Required task
Filter the records below for the word "กรไทย". Copy each line that holds it.

Material
————

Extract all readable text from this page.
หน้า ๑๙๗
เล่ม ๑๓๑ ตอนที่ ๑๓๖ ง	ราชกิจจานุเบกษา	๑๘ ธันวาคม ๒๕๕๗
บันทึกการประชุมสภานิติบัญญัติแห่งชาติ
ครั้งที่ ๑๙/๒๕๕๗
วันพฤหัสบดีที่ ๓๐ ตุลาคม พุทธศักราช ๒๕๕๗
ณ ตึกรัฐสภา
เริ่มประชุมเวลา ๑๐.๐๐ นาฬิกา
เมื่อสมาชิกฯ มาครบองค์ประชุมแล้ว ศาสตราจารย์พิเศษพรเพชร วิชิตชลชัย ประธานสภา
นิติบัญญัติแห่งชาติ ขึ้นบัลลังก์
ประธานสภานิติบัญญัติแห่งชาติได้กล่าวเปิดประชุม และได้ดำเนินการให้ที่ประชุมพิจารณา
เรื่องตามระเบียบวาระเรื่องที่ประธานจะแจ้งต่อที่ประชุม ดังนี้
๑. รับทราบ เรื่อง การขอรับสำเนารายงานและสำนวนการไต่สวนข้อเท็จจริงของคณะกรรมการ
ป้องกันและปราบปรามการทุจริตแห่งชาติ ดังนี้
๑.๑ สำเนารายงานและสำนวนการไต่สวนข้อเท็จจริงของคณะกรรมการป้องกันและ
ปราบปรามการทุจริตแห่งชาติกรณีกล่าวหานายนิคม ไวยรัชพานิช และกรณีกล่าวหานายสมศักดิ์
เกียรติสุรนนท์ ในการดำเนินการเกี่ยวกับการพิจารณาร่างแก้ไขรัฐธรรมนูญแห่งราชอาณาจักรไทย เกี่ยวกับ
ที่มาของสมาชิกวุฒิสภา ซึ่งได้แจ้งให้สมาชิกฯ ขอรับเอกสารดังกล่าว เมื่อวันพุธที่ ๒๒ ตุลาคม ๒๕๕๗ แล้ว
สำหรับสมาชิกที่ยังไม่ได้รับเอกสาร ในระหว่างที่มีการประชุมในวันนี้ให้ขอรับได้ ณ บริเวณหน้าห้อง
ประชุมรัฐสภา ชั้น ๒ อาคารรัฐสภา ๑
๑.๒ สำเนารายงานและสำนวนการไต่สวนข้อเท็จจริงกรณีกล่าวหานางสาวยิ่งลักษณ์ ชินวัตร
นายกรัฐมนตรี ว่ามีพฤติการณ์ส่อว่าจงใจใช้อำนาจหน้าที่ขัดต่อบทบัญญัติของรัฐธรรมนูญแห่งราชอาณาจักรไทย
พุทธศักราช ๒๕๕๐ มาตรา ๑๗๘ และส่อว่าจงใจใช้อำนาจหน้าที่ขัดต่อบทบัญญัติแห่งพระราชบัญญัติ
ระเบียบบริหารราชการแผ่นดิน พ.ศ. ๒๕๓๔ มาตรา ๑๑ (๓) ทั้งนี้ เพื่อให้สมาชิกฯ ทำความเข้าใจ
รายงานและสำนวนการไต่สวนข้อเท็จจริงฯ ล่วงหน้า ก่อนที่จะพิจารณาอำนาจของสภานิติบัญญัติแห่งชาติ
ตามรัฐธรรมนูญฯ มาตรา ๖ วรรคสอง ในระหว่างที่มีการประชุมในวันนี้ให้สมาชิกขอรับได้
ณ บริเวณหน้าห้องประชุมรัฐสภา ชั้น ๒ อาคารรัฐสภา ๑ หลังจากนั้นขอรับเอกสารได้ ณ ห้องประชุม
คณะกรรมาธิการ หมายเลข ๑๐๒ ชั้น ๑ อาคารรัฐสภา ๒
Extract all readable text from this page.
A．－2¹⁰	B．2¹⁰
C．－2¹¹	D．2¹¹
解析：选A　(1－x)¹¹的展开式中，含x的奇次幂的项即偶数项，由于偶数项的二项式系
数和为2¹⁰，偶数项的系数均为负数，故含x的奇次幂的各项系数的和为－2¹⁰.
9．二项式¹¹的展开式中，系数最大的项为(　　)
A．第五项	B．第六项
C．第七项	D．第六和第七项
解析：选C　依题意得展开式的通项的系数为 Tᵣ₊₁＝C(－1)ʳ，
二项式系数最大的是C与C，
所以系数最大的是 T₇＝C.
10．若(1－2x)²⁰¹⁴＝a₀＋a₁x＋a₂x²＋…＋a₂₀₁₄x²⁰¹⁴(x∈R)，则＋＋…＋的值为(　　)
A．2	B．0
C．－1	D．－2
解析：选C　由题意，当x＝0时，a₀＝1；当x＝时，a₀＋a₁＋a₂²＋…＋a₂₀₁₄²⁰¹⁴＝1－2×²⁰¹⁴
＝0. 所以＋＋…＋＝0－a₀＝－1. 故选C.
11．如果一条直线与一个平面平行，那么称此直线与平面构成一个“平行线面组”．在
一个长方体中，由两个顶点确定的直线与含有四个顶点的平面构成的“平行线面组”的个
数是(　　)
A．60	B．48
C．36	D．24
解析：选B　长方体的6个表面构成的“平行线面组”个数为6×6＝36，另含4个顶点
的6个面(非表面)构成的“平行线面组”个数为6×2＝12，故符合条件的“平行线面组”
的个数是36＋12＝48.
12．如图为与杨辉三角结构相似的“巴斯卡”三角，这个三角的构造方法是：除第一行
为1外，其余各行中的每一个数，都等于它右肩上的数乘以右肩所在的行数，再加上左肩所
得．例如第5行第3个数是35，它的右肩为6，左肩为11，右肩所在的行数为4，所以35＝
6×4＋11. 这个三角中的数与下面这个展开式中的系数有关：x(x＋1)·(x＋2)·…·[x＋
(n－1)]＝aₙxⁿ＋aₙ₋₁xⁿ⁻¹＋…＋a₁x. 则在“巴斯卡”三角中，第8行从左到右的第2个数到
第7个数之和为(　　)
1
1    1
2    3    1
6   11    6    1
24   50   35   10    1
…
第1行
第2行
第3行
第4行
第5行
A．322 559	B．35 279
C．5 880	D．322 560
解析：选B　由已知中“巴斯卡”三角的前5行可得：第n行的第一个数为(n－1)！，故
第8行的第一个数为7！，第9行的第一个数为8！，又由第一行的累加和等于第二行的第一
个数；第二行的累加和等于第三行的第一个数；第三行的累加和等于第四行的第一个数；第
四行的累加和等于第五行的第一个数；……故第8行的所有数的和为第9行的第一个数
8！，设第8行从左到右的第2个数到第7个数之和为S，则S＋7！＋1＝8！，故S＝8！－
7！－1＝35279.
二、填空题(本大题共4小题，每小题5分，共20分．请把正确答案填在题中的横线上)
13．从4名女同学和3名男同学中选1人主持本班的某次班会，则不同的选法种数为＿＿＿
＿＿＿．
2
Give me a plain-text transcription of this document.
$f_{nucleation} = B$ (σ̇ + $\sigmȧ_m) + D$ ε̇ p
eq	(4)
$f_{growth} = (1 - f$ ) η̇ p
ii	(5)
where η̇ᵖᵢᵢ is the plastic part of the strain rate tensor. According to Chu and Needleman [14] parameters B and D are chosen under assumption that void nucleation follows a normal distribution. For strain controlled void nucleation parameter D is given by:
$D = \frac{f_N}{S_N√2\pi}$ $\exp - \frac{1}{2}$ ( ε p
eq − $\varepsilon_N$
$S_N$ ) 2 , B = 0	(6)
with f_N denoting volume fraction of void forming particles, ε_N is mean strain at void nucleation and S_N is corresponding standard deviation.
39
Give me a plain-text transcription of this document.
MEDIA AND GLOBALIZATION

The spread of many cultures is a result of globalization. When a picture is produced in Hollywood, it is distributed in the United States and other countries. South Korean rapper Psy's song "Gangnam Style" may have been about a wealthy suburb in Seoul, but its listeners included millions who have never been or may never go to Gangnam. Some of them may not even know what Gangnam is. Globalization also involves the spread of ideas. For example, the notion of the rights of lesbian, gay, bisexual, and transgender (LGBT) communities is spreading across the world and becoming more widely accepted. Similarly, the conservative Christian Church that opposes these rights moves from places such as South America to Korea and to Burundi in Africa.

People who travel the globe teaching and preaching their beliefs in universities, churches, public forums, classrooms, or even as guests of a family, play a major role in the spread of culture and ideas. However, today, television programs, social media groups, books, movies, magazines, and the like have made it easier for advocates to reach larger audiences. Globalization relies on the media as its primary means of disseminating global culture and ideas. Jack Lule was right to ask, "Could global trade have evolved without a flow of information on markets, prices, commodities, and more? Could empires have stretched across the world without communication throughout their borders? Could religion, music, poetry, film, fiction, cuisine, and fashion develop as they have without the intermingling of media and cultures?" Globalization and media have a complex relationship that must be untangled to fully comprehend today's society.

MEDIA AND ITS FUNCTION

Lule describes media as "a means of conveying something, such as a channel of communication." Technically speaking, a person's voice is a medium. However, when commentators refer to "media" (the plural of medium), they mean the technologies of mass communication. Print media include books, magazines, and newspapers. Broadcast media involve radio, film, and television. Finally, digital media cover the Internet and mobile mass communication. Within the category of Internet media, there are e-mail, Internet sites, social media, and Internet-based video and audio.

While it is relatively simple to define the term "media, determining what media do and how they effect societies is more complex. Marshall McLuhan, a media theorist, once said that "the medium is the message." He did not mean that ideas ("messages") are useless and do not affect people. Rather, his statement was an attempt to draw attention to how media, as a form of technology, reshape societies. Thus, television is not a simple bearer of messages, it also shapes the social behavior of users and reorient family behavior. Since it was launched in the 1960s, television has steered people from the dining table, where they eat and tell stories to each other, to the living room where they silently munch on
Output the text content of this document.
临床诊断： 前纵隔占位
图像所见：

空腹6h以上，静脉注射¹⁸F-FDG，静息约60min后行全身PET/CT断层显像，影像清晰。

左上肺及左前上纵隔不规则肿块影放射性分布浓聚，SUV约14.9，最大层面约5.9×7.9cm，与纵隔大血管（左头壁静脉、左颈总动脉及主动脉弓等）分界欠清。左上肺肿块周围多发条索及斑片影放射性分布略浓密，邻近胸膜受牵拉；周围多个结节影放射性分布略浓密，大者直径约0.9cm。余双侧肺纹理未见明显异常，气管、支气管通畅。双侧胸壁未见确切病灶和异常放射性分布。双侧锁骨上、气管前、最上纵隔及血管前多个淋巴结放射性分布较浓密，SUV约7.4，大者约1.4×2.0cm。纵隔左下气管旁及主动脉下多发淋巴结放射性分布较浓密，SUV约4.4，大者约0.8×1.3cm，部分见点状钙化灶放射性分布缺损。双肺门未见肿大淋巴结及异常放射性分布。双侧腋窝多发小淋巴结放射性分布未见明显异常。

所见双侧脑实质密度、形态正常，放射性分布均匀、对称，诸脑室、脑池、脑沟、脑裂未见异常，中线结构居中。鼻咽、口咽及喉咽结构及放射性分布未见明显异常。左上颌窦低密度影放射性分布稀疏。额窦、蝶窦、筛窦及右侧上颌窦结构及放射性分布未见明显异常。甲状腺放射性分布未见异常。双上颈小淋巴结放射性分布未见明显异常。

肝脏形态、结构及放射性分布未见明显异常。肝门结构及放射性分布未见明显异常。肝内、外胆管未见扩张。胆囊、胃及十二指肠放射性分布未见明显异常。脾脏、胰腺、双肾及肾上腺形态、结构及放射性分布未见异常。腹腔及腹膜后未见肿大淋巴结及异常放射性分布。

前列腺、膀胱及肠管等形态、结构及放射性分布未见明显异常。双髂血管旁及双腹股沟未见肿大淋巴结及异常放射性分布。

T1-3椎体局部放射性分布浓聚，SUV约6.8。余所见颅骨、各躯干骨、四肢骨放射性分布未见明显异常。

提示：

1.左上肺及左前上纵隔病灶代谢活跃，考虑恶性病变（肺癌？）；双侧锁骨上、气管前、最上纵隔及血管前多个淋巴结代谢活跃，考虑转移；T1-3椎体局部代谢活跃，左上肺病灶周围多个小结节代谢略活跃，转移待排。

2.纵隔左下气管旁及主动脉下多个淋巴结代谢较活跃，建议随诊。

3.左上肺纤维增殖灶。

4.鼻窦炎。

————

Answer to the task
เกียรติสุรนนท์ ในการดำเนินการเกี่ยวกับการพิจารณาร่างแก้ไขรัฐธรรมนูญแห่งราชอาณาจักรไทย เกี่ยวกับ
นายกรัฐมนตรี ว่ามีพฤติการณ์ส่อว่าจงใจใช้อำนาจหน้าที่ขัดต่อบทบัญญัติของรัฐธรรมนูญแห่งราชอาณาจักรไทย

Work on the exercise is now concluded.